:: Provided material ::

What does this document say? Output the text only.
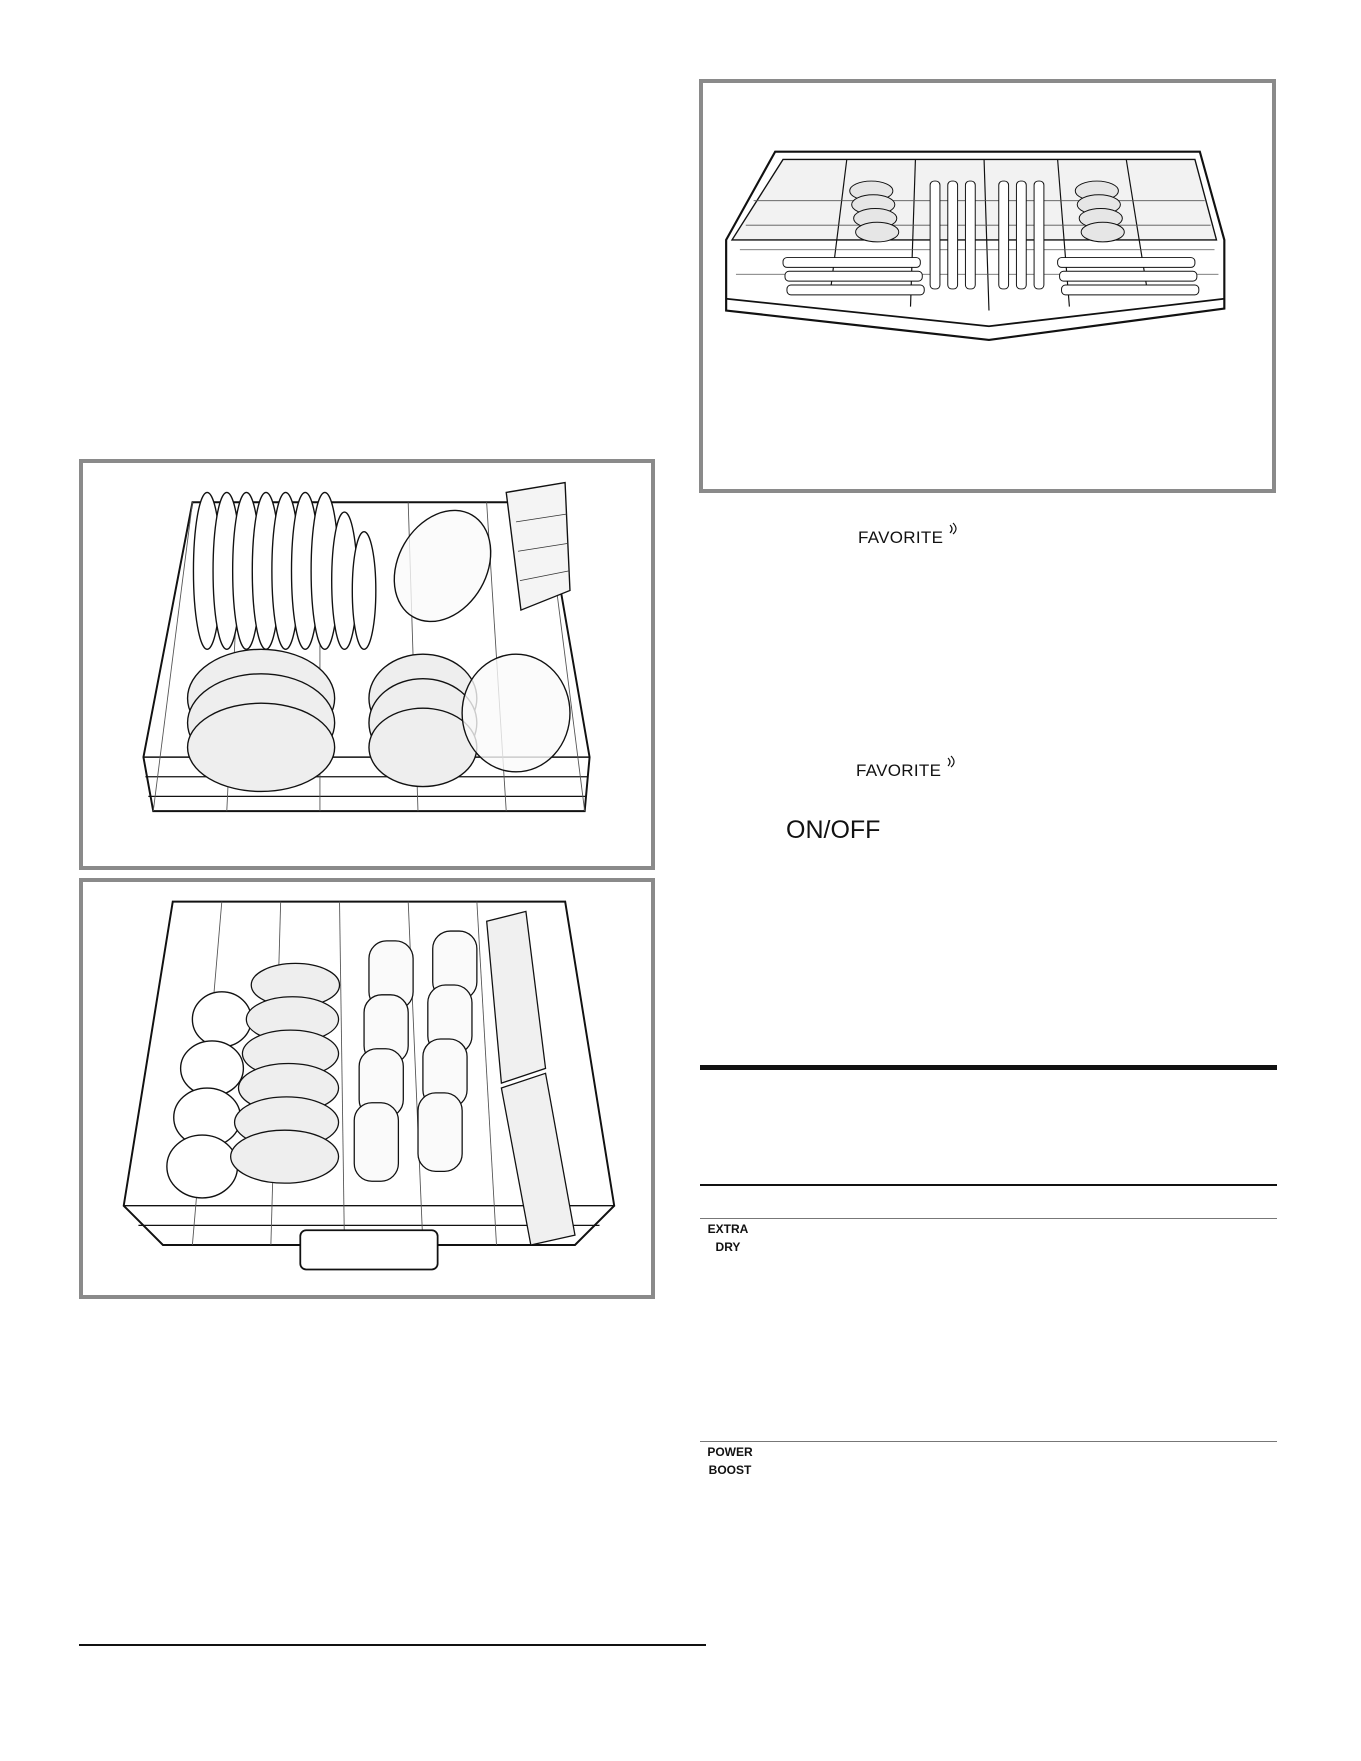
FAVORITE
FAVORITE
ON/OFF
EXTRA
DRY
POWER
BOOST
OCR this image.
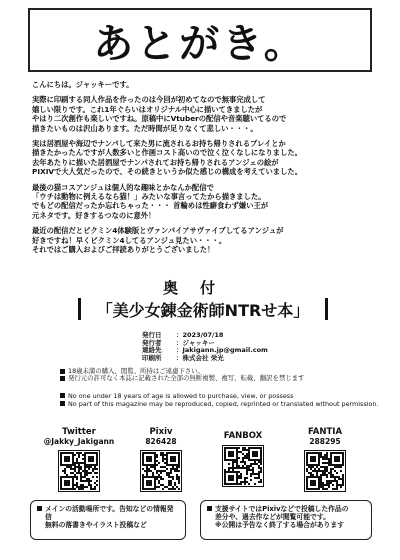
あとがき。

こんにちは。ジャッキーです。

実際に印刷する同人作品を作ったのは今回が初めてなので無事完成して
嬉しい限りです。これ1年ぐらいはオリジナル中心に描いてきましたが
やはり二次創作も楽しいですね。原稿中にVtuberの配信や音楽聴いてるので
描きたいものは沢山あります。ただ時間が足りなくて悲しい・・・。

実は居酒屋や海辺でナンパして来た男に流されるお持ち帰りされるプレイとか
描きたかったんですが人数多いと作画コスト高いので泣く泣くなしになりました。
去年あたりに描いた居酒屋でナンパされてお持ち帰りされるアンジェの絵が
PIXIVで大人気だったので、その続きというか似た感じの構成を考えていました。

最後の猫コスアンジュは個人的な趣味とかなんか配信で
「ウチは動物に例えるなら猫！」みたいな事言ってたから描きました。
でもどの配信だったか忘れちゃった・・・ 首輪めは性癖食わず嫌い王が
元ネタです。好きするつなのに意外！

最近の配信だとピクミン4体験版とヴァンパイアサヴァイブしてるアンジュが
好きですね！早くピクミン4してるアンジュ見たい・・・。
それではご購入およびご拝読ありがとうございました！

奥付
「美少女錬金術師NTRせ本」
発行日	：2023/07/18
発行者	：ジャッキー
連絡先	：Jakigann.jp@gmail.com
印刷所	：株式会社 栄光
18歳未満の購入、閲覧、所持はご遠慮下さい。
発行元の許可なく本誌に記載された全部の無断複製、複写、転載、翻訳を禁じます
No one under 18 years of age is allowed to purchase, view, or possess
No part of this magazine may be reproduced, copied, reprinted or translated without permission.
Twitter
@Jakky_Jakigann
Pixiv
826428
FANBOX	FANTIA
288295
メインの活動場所です。告知などの情報発信
無料の落書きやイラスト投稿など
支援サイトではPixivなどで投稿した作品の
差分や、過去作などが閲覧可能です。
※公開は予告なく終了する場合があります
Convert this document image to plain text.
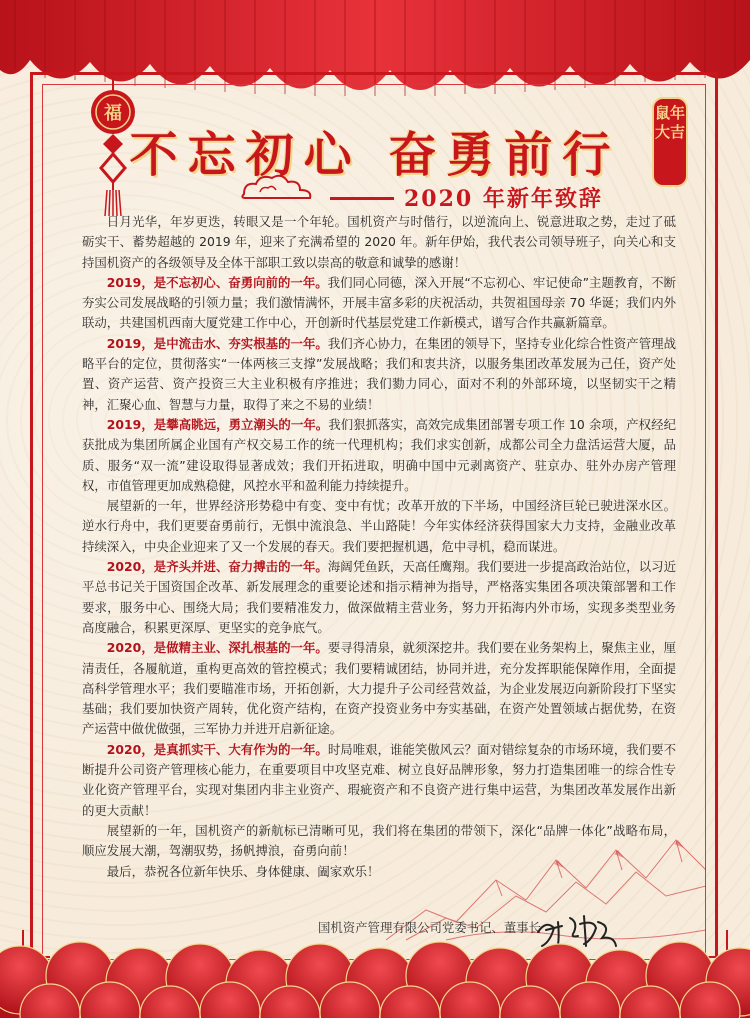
福	鼠年大吉
不忘初心 奋勇前行
2020 年新年致辞

日月光华，年岁更迭，转眼又是一个年轮。国机资产与时偕行，以逆流向上、锐意进取之势，走过了砥砺实干、蓄势超越的 2019 年，迎来了充满希望的 2020 年。新年伊始，我代表公司领导班子，向关心和支持国机资产的各级领导及全体干部职工致以崇高的敬意和诚挚的感谢！

2019，是不忘初心、奋勇向前的一年。我们同心同德，深入开展“不忘初心、牢记使命”主题教育，不断夯实公司发展战略的引领力量；我们激情满怀，开展丰富多彩的庆祝活动，共贺祖国母亲 70 华诞；我们内外联动，共建国机西南大厦党建工作中心，开创新时代基层党建工作新模式，谱写合作共赢新篇章。

2019，是中流击水、夯实根基的一年。我们齐心协力，在集团的领导下，坚持专业化综合性资产管理战略平台的定位，贯彻落实“一体两核三支撑”发展战略；我们和衷共济，以服务集团改革发展为己任，资产处置、资产运营、资产投资三大主业积极有序推进；我们勠力同心，面对不利的外部环境，以坚韧实干之精神，汇聚心血、智慧与力量，取得了来之不易的业绩！

2019，是攀高眺远，勇立潮头的一年。我们狠抓落实，高效完成集团部署专项工作 10 余项，产权经纪获批成为集团所属企业国有产权交易工作的统一代理机构；我们求实创新，成都公司全力盘活运营大厦，品质、服务“双一流”建设取得显著成效；我们开拓进取，明确中国中元剥离资产、驻京办、驻外办房产管理权，市值管理更加成熟稳健，风控水平和盈利能力持续提升。

展望新的一年，世界经济形势稳中有变、变中有忧；改革开放的下半场，中国经济巨轮已驶进深水区。逆水行舟中，我们更要奋勇前行，无惧中流浪急、半山路陡！今年实体经济获得国家大力支持，金融业改革持续深入，中央企业迎来了又一个发展的春天。我们要把握机遇，危中寻机，稳而谋进。

2020，是齐头并进、奋力搏击的一年。海阔凭鱼跃，天高任鹰翔。我们要进一步提高政治站位，以习近平总书记关于国资国企改革、新发展理念的重要论述和指示精神为指导，严格落实集团各项决策部署和工作要求，服务中心、围绕大局；我们要精准发力，做深做精主营业务，努力开拓海内外市场，实现多类型业务高度融合，积累更深厚、更坚实的竞争底气。

2020，是做精主业、深扎根基的一年。要寻得清泉，就须深挖井。我们要在业务架构上，聚焦主业，厘清责任，各履航道，重构更高效的管控模式；我们要精诚团结，协同并进，充分发挥职能保障作用，全面提高科学管理水平；我们要瞄准市场，开拓创新，大力提升子公司经营效益，为企业发展迈向新阶段打下坚实基础；我们要加快资产周转，优化资产结构，在资产投资业务中夯实基础，在资产处置领域占据优势，在资产运营中做优做强，三军协力并进开启新征途。

2020，是真抓实干、大有作为的一年。时局唯艰，谁能笑傲风云？面对错综复杂的市场环境，我们要不断提升公司资产管理核心能力，在重要项目中攻坚克难、树立良好品牌形象，努力打造集团唯一的综合性专业化资产管理平台，实现对集团内非主业资产、瑕疵资产和不良资产进行集中运营，为集团改革发展作出新的更大贡献！

展望新的一年，国机资产的新航标已清晰可见，我们将在集团的带领下，深化“品牌一体化”战略布局，顺应发展大潮，驾潮驭势，扬帆搏浪，奋勇向前！

最后，恭祝各位新年快乐、身体健康、阖家欢乐！

国机资产管理有限公司党委书记、董事长
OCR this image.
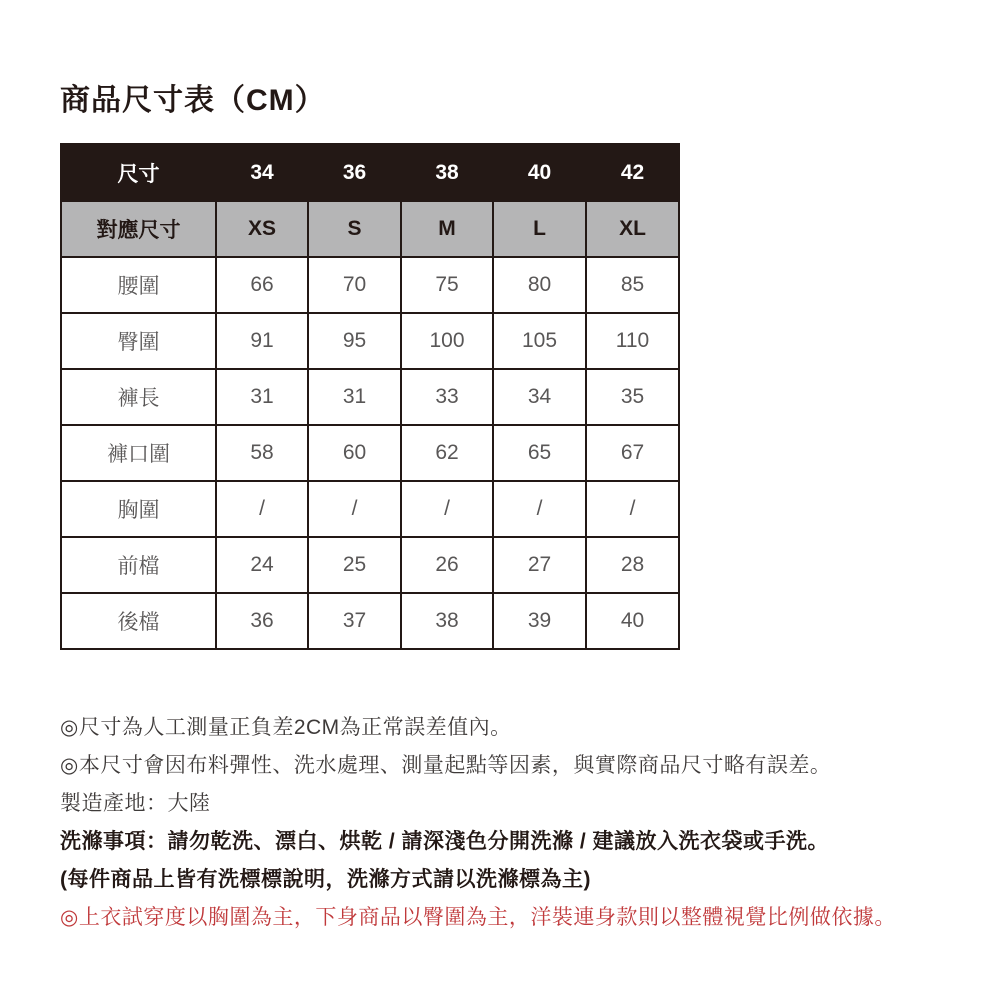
商品尺寸表（CM）
尺寸	34	36	38	40	42
對應尺寸	XS	S	M	L	XL
腰圍	66	70	75	80	85
臀圍	91	95	100	105	110
褲長	31	31	33	34	35
褲口圍	58	60	62	65	67
胸圍	/	/	/	/	/
前檔	24	25	26	27	28
後檔	36	37	38	39	40

◎尺寸為人工測量正負差2CM為正常誤差值內。

◎本尺寸會因布料彈性、洗水處理、測量起點等因素，與實際商品尺寸略有誤差。

製造產地：大陸

洗滌事項：請勿乾洗、漂白、烘乾 / 請深淺色分開洗滌 / 建議放入洗衣袋或手洗。

(每件商品上皆有洗標標說明，洗滌方式請以洗滌標為主)

◎上衣試穿度以胸圍為主，下身商品以臀圍為主，洋裝連身款則以整體視覺比例做依據。
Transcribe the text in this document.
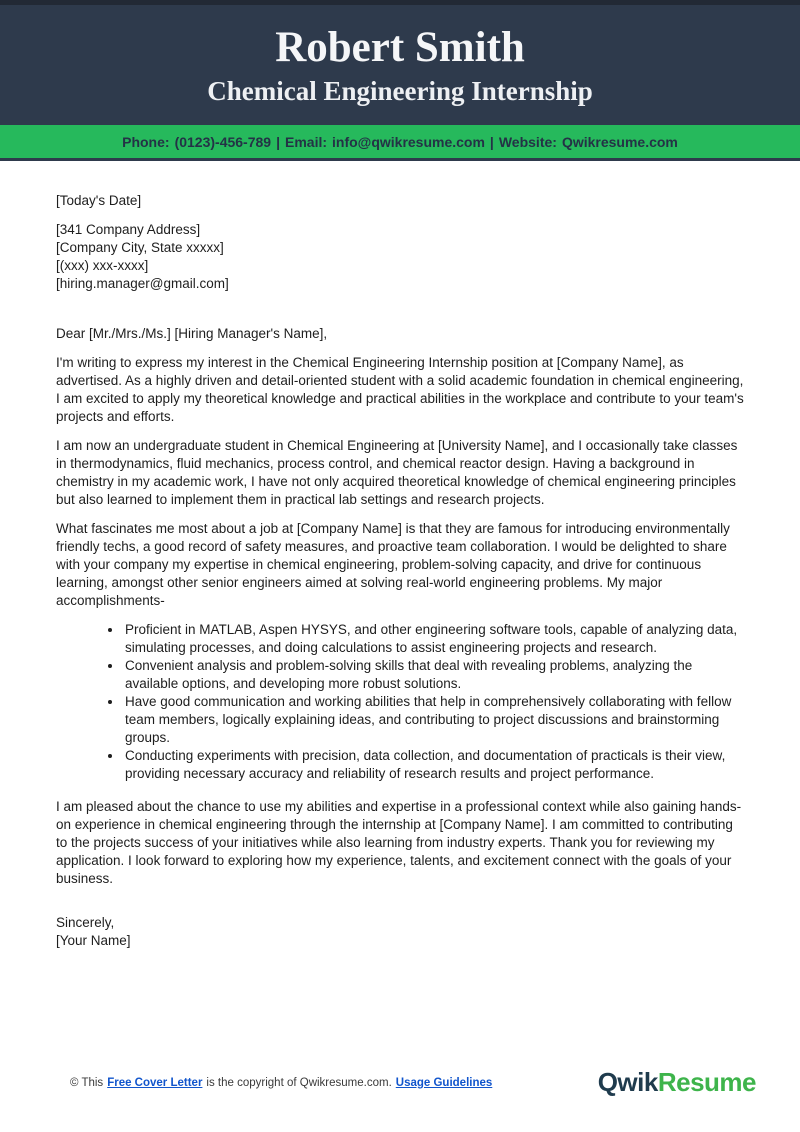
Robert Smith
Chemical Engineering Internship
Phone: (0123)-456-789 | Email: info@qwikresume.com | Website: Qwikresume.com

[Today's Date]

[341 Company Address]
[Company City, State xxxxx]
[(xxx) xxx-xxxx]
[hiring.manager@gmail.com]

Dear [Mr./Mrs./Ms.] [Hiring Manager's Name],

I'm writing to express my interest in the Chemical Engineering Internship position at [Company Name], as advertised. As a highly driven and detail-oriented student with a solid academic foundation in chemical engineering, I am excited to apply my theoretical knowledge and practical abilities in the workplace and contribute to your team's projects and efforts.

I am now an undergraduate student in Chemical Engineering at [University Name], and I occasionally take classes in thermodynamics, fluid mechanics, process control, and chemical reactor design. Having a background in chemistry in my academic work, I have not only acquired theoretical knowledge of chemical engineering principles but also learned to implement them in practical lab settings and research projects.

What fascinates me most about a job at [Company Name] is that they are famous for introducing environmentally friendly techs, a good record of safety measures, and proactive team collaboration. I would be delighted to share with your company my expertise in chemical engineering, problem-solving capacity, and drive for continuous learning, amongst other senior engineers aimed at solving real-world engineering problems. My major accomplishments-

• Proficient in MATLAB, Aspen HYSYS, and other engineering software tools, capable of analyzing data, simulating processes, and doing calculations to assist engineering projects and research.
• Convenient analysis and problem-solving skills that deal with revealing problems, analyzing the available options, and developing more robust solutions.
• Have good communication and working abilities that help in comprehensively collaborating with fellow team members, logically explaining ideas, and contributing to project discussions and brainstorming groups.
• Conducting experiments with precision, data collection, and documentation of practicals is their view, providing necessary accuracy and reliability of research results and project performance.

I am pleased about the chance to use my abilities and expertise in a professional context while also gaining hands-on experience in chemical engineering through the internship at [Company Name]. I am committed to contributing to the projects success of your initiatives while also learning from industry experts. Thank you for reviewing my application. I look forward to exploring how my experience, talents, and excitement connect with the goals of your business.

Sincerely,
[Your Name]
© This Free Cover Letter is the copyright of Qwikresume.com. Usage Guidelines	Qwik Resume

:: Set exercise ::
Show every line that contains the word "problems".

:: Completed exercise ::
What fascinates me most about a job at [Company Name] is that they are famous for introducing environmentally friendly techs, a good record of safety measures, and proactive team collaboration. I would be delighted to share with your company my expertise in chemical engineering, problem-solving capacity, and drive for continuous learning, amongst other senior engineers aimed at solving real-world engineering problems. My major accomplishments-
• Convenient analysis and problem-solving skills that deal with revealing problems, analyzing the available options, and developing more robust solutions.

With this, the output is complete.